_Exercise instructions:_ Copy out each of the entries below word for word, keeping every line, character and number unchanged.

_Available data:_
····················

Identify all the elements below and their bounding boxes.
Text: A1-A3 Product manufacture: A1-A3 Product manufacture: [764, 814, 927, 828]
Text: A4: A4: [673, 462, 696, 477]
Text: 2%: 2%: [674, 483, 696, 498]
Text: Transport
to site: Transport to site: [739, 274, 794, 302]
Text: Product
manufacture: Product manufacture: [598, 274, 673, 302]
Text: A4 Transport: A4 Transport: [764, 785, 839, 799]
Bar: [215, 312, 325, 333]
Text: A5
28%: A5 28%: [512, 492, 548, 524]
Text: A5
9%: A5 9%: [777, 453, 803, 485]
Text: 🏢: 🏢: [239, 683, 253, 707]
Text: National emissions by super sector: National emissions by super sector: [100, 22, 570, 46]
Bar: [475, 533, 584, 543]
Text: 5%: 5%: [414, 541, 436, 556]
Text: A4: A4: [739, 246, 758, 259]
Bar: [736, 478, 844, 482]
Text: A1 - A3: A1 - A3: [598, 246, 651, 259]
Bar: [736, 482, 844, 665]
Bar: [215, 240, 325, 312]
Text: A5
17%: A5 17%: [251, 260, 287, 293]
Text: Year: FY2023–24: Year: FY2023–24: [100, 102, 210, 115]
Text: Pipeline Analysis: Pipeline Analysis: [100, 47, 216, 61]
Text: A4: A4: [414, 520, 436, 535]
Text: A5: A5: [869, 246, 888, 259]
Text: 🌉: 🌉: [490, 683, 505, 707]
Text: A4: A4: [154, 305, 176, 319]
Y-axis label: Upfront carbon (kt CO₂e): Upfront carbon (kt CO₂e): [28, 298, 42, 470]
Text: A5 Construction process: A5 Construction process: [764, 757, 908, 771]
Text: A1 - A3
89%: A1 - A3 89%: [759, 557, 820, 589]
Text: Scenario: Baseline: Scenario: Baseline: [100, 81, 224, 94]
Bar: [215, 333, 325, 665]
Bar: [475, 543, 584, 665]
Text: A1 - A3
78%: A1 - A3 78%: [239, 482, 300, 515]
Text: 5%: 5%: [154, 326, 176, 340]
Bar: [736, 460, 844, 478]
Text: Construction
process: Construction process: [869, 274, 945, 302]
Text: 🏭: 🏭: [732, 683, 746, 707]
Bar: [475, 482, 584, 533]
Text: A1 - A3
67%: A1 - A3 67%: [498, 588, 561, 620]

····················

_Worked answer:_
Identify all the elements below and their bounding boxes.
Text: A1-A3 Product manufacture: A1-A3 Product manufacture: [764, 814, 927, 828]
Text: A4: A4: [673, 462, 696, 477]
Text: 2%: 2%: [674, 483, 696, 498]
Text: Transport
to site: Transport to site: [739, 274, 794, 302]
Text: Product
manufacture: Product manufacture: [598, 274, 673, 302]
Text: A4 Transport: A4 Transport: [764, 785, 839, 799]
Bar: [215, 312, 325, 333]
Text: A5
28%: A5 28%: [512, 492, 548, 524]
Text: A5
9%: A5 9%: [777, 453, 803, 485]
Text: 🏢: 🏢: [239, 683, 253, 707]
Text: National emissions by super sector: National emissions by super sector: [100, 22, 570, 46]
Bar: [475, 533, 584, 543]
Text: 5%: 5%: [414, 541, 436, 556]
Text: A4: A4: [739, 246, 758, 259]
Bar: [736, 478, 844, 482]
Text: A1 - A3: A1 - A3: [598, 246, 651, 259]
Bar: [736, 482, 844, 665]
Bar: [215, 240, 325, 312]
Text: A5
17%: A5 17%: [251, 260, 287, 293]
Text: Year: FY2023–24: Year: FY2023–24: [100, 102, 210, 115]
Text: Pipeline Analysis: Pipeline Analysis: [100, 47, 216, 61]
Text: A4: A4: [414, 520, 436, 535]
Text: A5: A5: [869, 246, 888, 259]
Text: 🌉: 🌉: [490, 683, 505, 707]
Text: A4: A4: [154, 305, 176, 319]
Y-axis label: Upfront carbon (kt CO₂e): Upfront carbon (kt CO₂e): [28, 298, 42, 470]
Text: A5 Construction process: A5 Construction process: [764, 757, 908, 771]
Text: A1 - A3
89%: A1 - A3 89%: [759, 557, 820, 589]
Text: Scenario: Baseline: Scenario: Baseline: [100, 81, 224, 94]
Bar: [215, 333, 325, 665]
Bar: [475, 543, 584, 665]
Text: A1 - A3
78%: A1 - A3 78%: [239, 482, 300, 515]
Text: 5%: 5%: [154, 326, 176, 340]
Bar: [736, 460, 844, 478]
Text: Construction
process: Construction process: [869, 274, 945, 302]
Text: 🏭: 🏭: [732, 683, 746, 707]
Bar: [475, 482, 584, 533]
Text: A1 - A3
67%: A1 - A3 67%: [498, 588, 561, 620]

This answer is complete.